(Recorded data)
— BEGIN —

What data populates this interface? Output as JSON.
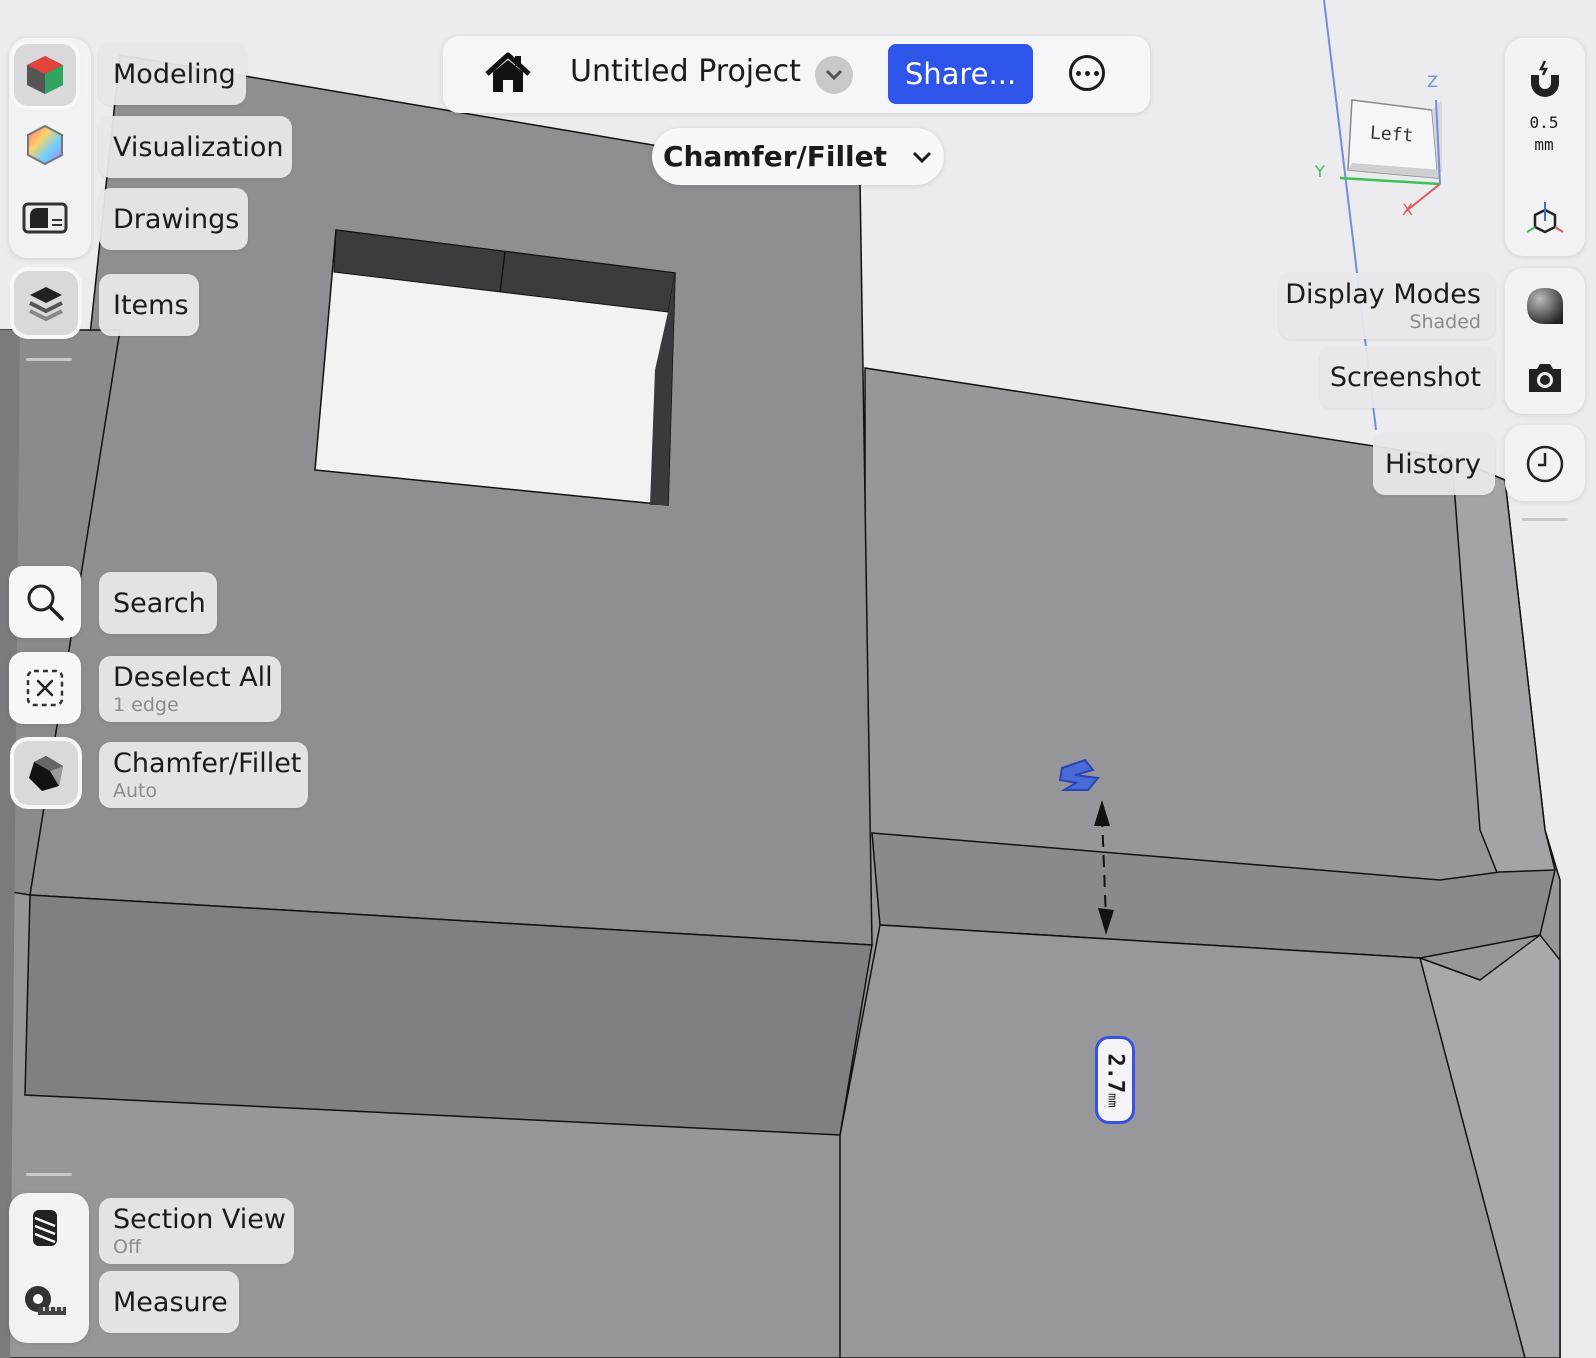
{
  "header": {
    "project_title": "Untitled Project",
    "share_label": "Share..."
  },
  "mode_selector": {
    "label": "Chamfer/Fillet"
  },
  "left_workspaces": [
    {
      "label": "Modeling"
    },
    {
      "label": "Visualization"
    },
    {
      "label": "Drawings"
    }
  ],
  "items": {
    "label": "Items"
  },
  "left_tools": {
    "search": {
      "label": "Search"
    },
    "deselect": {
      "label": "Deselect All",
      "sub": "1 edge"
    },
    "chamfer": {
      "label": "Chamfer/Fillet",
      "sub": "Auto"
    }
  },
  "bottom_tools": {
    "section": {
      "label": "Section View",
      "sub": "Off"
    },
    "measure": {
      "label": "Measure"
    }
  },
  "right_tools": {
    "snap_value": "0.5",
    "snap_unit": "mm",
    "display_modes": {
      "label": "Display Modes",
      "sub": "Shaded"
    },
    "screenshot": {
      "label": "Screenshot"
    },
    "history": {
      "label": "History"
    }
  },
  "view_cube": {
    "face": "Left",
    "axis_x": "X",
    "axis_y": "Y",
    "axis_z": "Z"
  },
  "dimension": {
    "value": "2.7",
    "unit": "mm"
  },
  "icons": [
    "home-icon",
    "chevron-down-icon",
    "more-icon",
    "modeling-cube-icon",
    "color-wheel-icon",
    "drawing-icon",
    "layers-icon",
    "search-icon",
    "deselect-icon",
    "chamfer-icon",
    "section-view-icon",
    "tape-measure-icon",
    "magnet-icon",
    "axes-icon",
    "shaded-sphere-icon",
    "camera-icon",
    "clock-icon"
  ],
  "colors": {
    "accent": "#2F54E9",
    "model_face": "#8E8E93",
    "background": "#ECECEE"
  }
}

— END —
— BEGIN —

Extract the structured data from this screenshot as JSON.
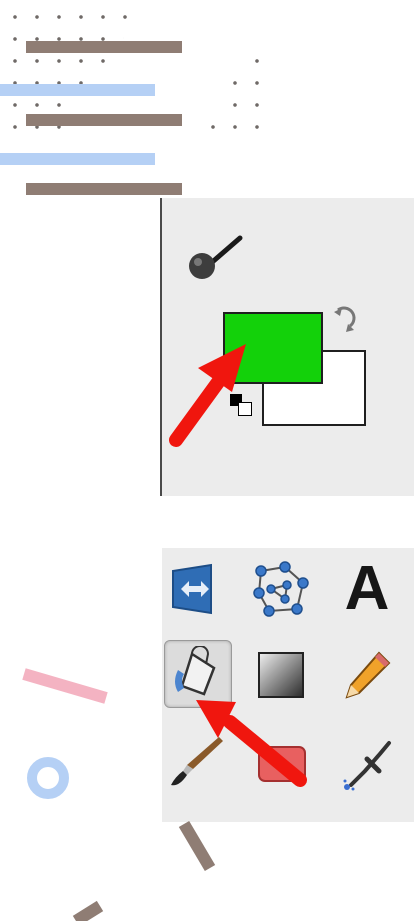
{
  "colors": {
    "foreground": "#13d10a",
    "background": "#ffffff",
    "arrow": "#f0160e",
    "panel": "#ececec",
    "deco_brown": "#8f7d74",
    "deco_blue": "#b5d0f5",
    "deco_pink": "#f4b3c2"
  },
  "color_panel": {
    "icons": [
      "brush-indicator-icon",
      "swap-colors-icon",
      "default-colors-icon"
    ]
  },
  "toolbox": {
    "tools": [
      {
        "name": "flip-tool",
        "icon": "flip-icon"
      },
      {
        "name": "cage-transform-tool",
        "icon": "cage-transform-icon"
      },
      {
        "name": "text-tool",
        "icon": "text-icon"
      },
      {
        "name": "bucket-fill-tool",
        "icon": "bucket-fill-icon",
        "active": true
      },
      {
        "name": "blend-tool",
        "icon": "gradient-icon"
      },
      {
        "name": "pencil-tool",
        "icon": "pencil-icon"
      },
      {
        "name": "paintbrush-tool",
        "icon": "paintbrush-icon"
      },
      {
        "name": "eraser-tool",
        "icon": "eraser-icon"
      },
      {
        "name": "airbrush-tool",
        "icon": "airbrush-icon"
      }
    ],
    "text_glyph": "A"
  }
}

— END —

Set problem –
In the listing above, find each line with the word "background" and copy it.

Completed exercise –
    "background": "#ECECEE"
    "background": "#ffffff",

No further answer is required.